• Given text:
● ● ● ● ● ● ●

(Presentations in this blog were created using the InsMark Illustration System)
In Blog #154, we examined the use of a personally-owned Indexed Universal Life (“IUL”) policy as an alternative to a deferred Profit Sharing Plan (“PSP”) for Jennifer Hunt, president of Midland Oil Supply, Inc., an S corporation family business. Jennifer is in a 40% income tax bracket counting the pass-through of the company’s taxable income.
Alan Westbrook, age 45, is Senior Vice President, Sales, and is a serious rainmaker. He is not a stockholder, and Jennifer wants to provide him a significant retirement plan in order to ensure he stays with the firm.
Let’s examine “old reliable”, the Executive Bonus Plan — with a couple of new twists.
|$100,000|| Company’s Annual Bonus to Alan in Years 1 - 5|
|$ 60,000|| Company’s After Tax Cost of Annual Bonus1|
|$ 65,000|| Alan’s After Tax Bonus in Years 1 - 52|
|$ 65,000|| Alan’s IUL premium in Years 1 - 5|
|$ 0|| Alan’s Out-of-Pocket Cost in Years 1 - 5|
1Jennifer’s 40% bracket 2Alan’s 35% bracket
This plan also includes a “claw-back” provision if Alan voluntarily terminates employment during the first five years or if he is terminated for cause during that period. If Alan dies during the term of the claw-back, the repayment obligation is waived.
Note: Specimen implementation documents for this plan are available below.
The repayment obligation looks like this:
The percentage claw-back shown in Column (3) is arbitrary, and it can be any percentage desired by the business owner. I illustrated 60% in this example, and the first five years in Column (6) illustrate pretty severe “bad news”, but the relief in the beginning of year 6 is surely “good news” when the claw-back is eliminated. Alan is then fully vested in the policy’s growing cash value which is scheduled to produce annual, after tax, retirement cash flow of $75,000 a year starting at age 65 — all with no out-of-pocket cost for Alan if he remains employed for at least five years.

● ● ● ● ● ● ●

• Data lines:
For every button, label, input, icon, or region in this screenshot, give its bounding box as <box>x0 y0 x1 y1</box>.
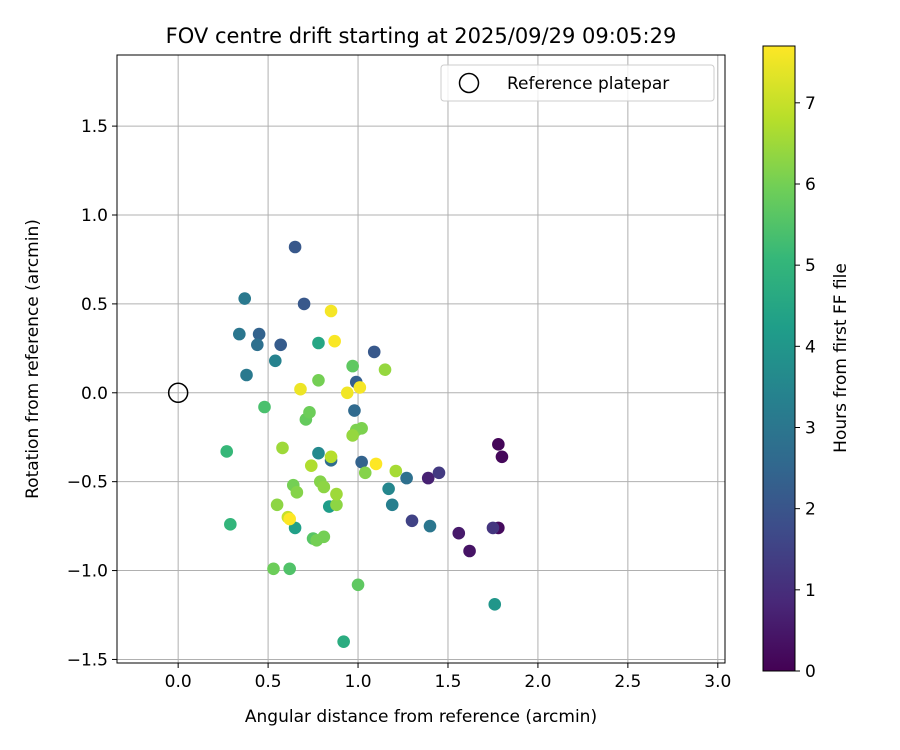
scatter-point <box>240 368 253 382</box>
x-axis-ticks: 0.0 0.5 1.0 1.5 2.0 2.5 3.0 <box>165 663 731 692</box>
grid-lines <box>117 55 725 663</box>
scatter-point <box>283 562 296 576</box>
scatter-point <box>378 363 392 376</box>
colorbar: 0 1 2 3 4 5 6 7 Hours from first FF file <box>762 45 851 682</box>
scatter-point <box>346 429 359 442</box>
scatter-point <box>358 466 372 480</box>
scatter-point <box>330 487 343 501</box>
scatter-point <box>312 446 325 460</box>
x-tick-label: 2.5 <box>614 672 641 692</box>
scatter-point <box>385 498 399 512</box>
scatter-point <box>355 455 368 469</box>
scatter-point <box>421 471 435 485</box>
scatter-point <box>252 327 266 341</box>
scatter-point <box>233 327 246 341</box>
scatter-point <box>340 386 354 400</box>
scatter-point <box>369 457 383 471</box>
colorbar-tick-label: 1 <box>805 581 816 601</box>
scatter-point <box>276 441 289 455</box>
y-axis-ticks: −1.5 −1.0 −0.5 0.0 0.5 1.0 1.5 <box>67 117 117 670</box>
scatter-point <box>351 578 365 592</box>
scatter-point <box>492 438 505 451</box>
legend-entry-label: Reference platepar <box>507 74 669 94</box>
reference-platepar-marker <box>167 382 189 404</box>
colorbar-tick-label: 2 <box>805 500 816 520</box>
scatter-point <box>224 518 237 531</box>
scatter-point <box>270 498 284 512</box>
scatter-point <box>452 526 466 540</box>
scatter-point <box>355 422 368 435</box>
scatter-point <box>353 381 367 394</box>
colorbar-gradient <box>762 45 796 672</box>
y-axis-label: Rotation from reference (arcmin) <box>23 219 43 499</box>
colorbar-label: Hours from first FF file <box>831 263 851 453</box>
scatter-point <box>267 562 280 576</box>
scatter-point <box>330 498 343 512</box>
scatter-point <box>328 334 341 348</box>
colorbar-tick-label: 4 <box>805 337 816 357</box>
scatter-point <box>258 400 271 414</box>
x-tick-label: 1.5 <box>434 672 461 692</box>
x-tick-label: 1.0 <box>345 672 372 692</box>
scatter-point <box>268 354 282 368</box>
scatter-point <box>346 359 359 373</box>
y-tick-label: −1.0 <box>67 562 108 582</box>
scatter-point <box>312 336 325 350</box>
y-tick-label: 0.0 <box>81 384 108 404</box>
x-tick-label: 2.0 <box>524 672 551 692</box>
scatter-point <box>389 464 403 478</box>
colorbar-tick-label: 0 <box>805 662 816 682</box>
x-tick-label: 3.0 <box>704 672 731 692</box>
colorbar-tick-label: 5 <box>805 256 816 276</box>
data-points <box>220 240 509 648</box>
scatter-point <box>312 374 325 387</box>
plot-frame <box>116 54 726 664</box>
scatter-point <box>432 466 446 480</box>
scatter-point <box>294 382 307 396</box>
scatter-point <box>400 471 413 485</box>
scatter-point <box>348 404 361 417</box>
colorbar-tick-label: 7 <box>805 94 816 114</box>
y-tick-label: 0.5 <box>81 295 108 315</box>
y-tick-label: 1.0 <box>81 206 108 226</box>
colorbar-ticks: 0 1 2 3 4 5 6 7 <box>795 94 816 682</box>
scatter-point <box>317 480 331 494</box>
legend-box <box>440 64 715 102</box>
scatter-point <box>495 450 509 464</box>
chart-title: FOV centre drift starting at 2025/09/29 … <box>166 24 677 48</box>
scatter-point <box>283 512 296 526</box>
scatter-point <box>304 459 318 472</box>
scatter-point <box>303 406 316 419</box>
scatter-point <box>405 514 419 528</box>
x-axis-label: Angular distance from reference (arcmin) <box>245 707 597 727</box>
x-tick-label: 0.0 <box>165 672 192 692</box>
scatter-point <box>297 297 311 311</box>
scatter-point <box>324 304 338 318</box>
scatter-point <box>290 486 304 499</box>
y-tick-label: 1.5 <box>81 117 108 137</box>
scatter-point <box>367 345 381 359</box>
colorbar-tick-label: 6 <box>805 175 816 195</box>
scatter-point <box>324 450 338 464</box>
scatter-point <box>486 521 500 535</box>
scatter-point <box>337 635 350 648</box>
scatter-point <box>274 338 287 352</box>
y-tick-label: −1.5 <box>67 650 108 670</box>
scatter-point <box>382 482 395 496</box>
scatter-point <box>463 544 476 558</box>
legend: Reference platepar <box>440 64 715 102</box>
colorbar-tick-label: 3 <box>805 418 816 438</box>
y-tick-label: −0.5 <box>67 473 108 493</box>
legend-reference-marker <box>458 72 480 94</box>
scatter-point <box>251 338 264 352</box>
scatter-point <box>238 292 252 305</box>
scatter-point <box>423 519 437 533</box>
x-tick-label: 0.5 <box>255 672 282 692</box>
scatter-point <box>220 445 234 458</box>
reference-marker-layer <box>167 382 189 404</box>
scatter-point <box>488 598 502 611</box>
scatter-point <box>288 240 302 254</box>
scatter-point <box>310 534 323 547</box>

● ● ● ● ● ● ●

• What is asked:
1. Answer from the executive bonus plan post:
(a) How old is Alan Westbrook?
(b) What is Alan's IUL premium in Years 1 - 5?
(c) Starting at age 65, what annual after-tax retirement cash flow is the policy scheduled to produce?
2. Extend the executive bonus plan post past its final sentence.
The rows have no connection to the executive bonus plan post.

• Results of the tasks:
1.
(a) 45
(b) $65,000
(c) $75,000 a year

2.
Below is a graphic of the overall plan:
Good News / Bad News Executive Bonus Plan
(Five Years of Funding)
Click here to see the full illustration from the Executive Security Plan module in the InsMark Illustration System.
Click here to review the tax consequences of the executive repaying any of the bonuses and the employer receiving such repayment. (This report is also available in the illustration module.)
Would Alan accept such a plan, and what would it indicate to his employer if he refused it? Probably that Alan is likely thinking of seeking other employment. What a terrific management tool this turns out to be — either way:
- It offers a benefit to a key non-shareholder executive that provides an important incentive to stay with the firm for at least five years;
- If the executive declines to participate, it can also uncover someone who is likely considering different employment.
In some ways, this bonus plan performs like a loan-based split dollar plan except, unlike loan-based split dollar, the bonus plan is deductible by the employer. The fact that it is not a loan-based plan means that provisions of Sarbanes Oxley do not prohibit its use for senior executives of public corporations. Click here to review a report entitled “Controlled Bonus Plan vs. Split Dollar Plan”.
Note: We will analyze a loan-based split dollar alternative for Alan in Blog #157.
Why Only Five Years of Funding for the Bonus Plan?
Let’s assume that Alan is so valuable to the company that there is a serious incentive to retain him for longer than five years. Below are details of a change in plan design that doubles the bonus in years 6 through 10.
|$200,000|| Additional Bonus to Alan in Years 6 - 10|
|$120,000|| After Tax Cost of Additional Bonus (40% bracket)|
|$130,000|| After Tax Extended Bonus to Alan (35% bracket)|
|$130,000|| Alan’s IUL premium in Years 6 - 10|
|$ 0|| Alan’s Out-of-Pocket Cost|
This revised plan also includes a “claw-back” provision if Alan voluntarily terminates employment during the first ten years. See below for the new claw-back — note the reduced schedule in years 6 - 10 in Column (3).
At the beginning of year 11, Alan has full vesting of some serious seven-figure cash values which are scheduled to produce annual, after tax, retirement benefits of $235,000 a year starting at age 65 totaling over $7 million for the years illustrated — all with no out-of-pocket cost for Alan if he remains employed for at least ten years.
Below is a graphic of the revised plan:
Good News / Bad News Executive Bonus Plan
(Ten Years of Funding)
Click here to review this revised Executive Bonus Plan.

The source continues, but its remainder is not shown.